DIRECTIONS FOR THIS TASK
Write out all records as given; omit images.

═════ SUPPLIED DATA

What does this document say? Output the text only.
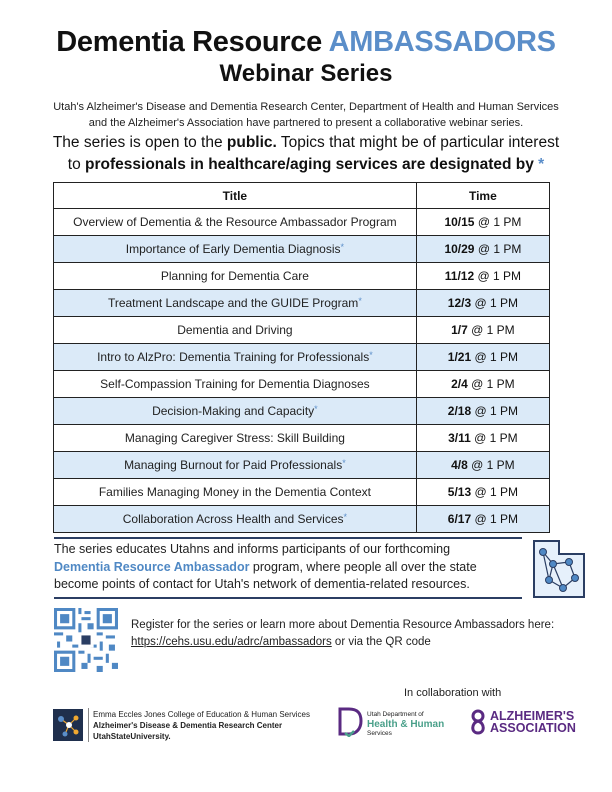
Dementia Resource AMBASSADORS
Webinar Series
Utah's Alzheimer's Disease and Dementia Research Center, Department of Health and Human Services
and the Alzheimer's Association have partnered to present a collaborative webinar series.
The series is open to the public. Topics that might be of particular interest
to professionals in healthcare/aging services are designated by *
Title	Time
Overview of Dementia & the Resource Ambassador Program	10/15 @ 1 PM
Importance of Early Dementia Diagnosis*	10/29 @ 1 PM
Planning for Dementia Care	11/12 @ 1 PM
Treatment Landscape and the GUIDE Program*	12/3 @ 1 PM
Dementia and Driving	1/7 @ 1 PM
Intro to AlzPro: Dementia Training for Professionals*	1/21 @ 1 PM
Self-Compassion Training for Dementia Diagnoses	2/4 @ 1 PM
Decision-Making and Capacity*	2/18 @ 1 PM
Managing Caregiver Stress: Skill Building	3/11 @ 1 PM
Managing Burnout for Paid Professionals*	4/8 @ 1 PM
Families Managing Money in the Dementia Context	5/13 @ 1 PM
Collaboration Across Health and Services*	6/17 @ 1 PM
The series educates Utahns and informs participants of our forthcoming
Dementia Resource Ambassador program, where people all over the state
become points of contact for Utah's network of dementia-related resources.
Register for the series or learn more about Dementia Resource Ambassadors here:
https://cehs.usu.edu/adrc/ambassadors or via the QR code
In collaboration with
Emma Eccles Jones College of Education & Human Services
Alzheimer's Disease & Dementia Research Center
UtahStateUniversity.
Utah Department of
Health & Human
Services
ALZHEIMER'S
ASSOCIATION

══════════

WRITTEN ANSWER
What does this document say? Output the text only.
Dementia Resource AMBASSADORS
Webinar Series
Utah's Alzheimer's Disease and Dementia Research Center, Department of Health and Human Services
and the Alzheimer's Association have partnered to present a collaborative webinar series.
The series is open to the public. Topics that might be of particular interest
to professionals in healthcare/aging services are designated by *
Title	Time
Overview of Dementia & the Resource Ambassador Program	10/15 @ 1 PM
Importance of Early Dementia Diagnosis*	10/29 @ 1 PM
Planning for Dementia Care	11/12 @ 1 PM
Treatment Landscape and the GUIDE Program*	12/3 @ 1 PM
Dementia and Driving	1/7 @ 1 PM
Intro to AlzPro: Dementia Training for Professionals*	1/21 @ 1 PM
Self-Compassion Training for Dementia Diagnoses	2/4 @ 1 PM
Decision-Making and Capacity*	2/18 @ 1 PM
Managing Caregiver Stress: Skill Building	3/11 @ 1 PM
Managing Burnout for Paid Professionals*	4/8 @ 1 PM
Families Managing Money in the Dementia Context	5/13 @ 1 PM
Collaboration Across Health and Services*	6/17 @ 1 PM
The series educates Utahns and informs participants of our forthcoming
Dementia Resource Ambassador program, where people all over the state
become points of contact for Utah's network of dementia-related resources.
Register for the series or learn more about Dementia Resource Ambassadors here:
https://cehs.usu.edu/adrc/ambassadors or via the QR code
In collaboration with
Emma Eccles Jones College of Education & Human Services
Alzheimer's Disease & Dementia Research Center
UtahStateUniversity.
Utah Department of
Health & Human
Services
ALZHEIMER'S
ASSOCIATION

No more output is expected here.